**What the exercise asks:** Here are records with pictures in them. Copy all of them exactly and leave the pictures out.
## BEGIN
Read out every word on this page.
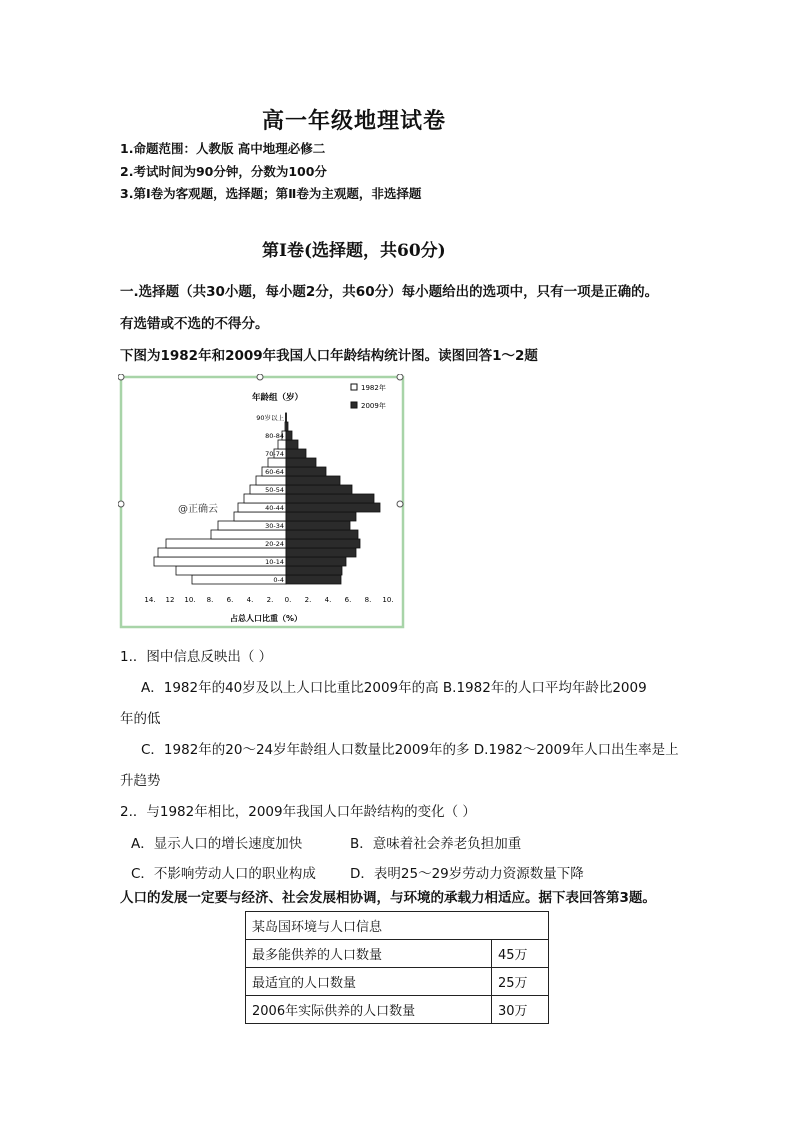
高一年级地理试卷
1.命题范围：人教版 高中地理必修二
2.考试时间为90分钟，分数为100分
3.第Ⅰ卷为客观题，选择题；第Ⅱ卷为主观题，非选择题
第Ⅰ卷(选择题，共60分)
一.选择题（共30小题，每小题2分，共60分）每小题给出的选项中，只有一项是正确的。
有选错或不选的不得分。
下图为1982年和2009年我国人口年龄结构统计图。读图回答1～2题
年龄组（岁）
1982年
2009年
0-4
10-14
20-24
30-34
40-44
50-54
60-64
70-74
80-84
90岁以上
14. 12 10. 8. 6. 4. 2. 0. 2. 4. 6. 8. 10.
占总人口比重（%）
@正确云
1.．图中信息反映出（ ）
A．1982年的40岁及以上人口比重比2009年的高 B.1982年的人口平均年龄比2009
年的低
C．1982年的20～24岁年龄组人口数量比2009年的多 D.1982～2009年人口出生率是上
升趋势
2.．与1982年相比，2009年我国人口年龄结构的变化（ ）
A．显示人口的增长速度加快	B．意味着社会养老负担加重
C．不影响劳动人口的职业构成	D．表明25～29岁劳动力资源数量下降
人口的发展一定要与经济、社会发展相协调，与环境的承载力相适应。据下表回答第3题。
某岛国环境与人口信息	
最多能供养的人口数量	45万
最适宜的人口数量	25万
2006年实际供养的人口数量	30万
## END
**Solution below:**
Read out every word on this page.
高一年级地理试卷
1.命题范围：人教版 高中地理必修二
2.考试时间为90分钟，分数为100分
3.第Ⅰ卷为客观题，选择题；第Ⅱ卷为主观题，非选择题
第Ⅰ卷(选择题，共60分)
一.选择题（共30小题，每小题2分，共60分）每小题给出的选项中，只有一项是正确的。
有选错或不选的不得分。
下图为1982年和2009年我国人口年龄结构统计图。读图回答1～2题
年龄组（岁）
1982年
2009年
0-4
10-14
20-24
30-34
40-44
50-54
60-64
70-74
80-84
90岁以上
14. 12 10. 8. 6. 4. 2. 0. 2. 4. 6. 8. 10.
占总人口比重（%）
@正确云
1.．图中信息反映出（ ）
A．1982年的40岁及以上人口比重比2009年的高 B.1982年的人口平均年龄比2009
年的低
C．1982年的20～24岁年龄组人口数量比2009年的多 D.1982～2009年人口出生率是上
升趋势
2.．与1982年相比，2009年我国人口年龄结构的变化（ ）
A．显示人口的增长速度加快	B．意味着社会养老负担加重
C．不影响劳动人口的职业构成	D．表明25～29岁劳动力资源数量下降
人口的发展一定要与经济、社会发展相协调，与环境的承载力相适应。据下表回答第3题。
某岛国环境与人口信息	
最多能供养的人口数量	45万
最适宜的人口数量	25万
2006年实际供养的人口数量	30万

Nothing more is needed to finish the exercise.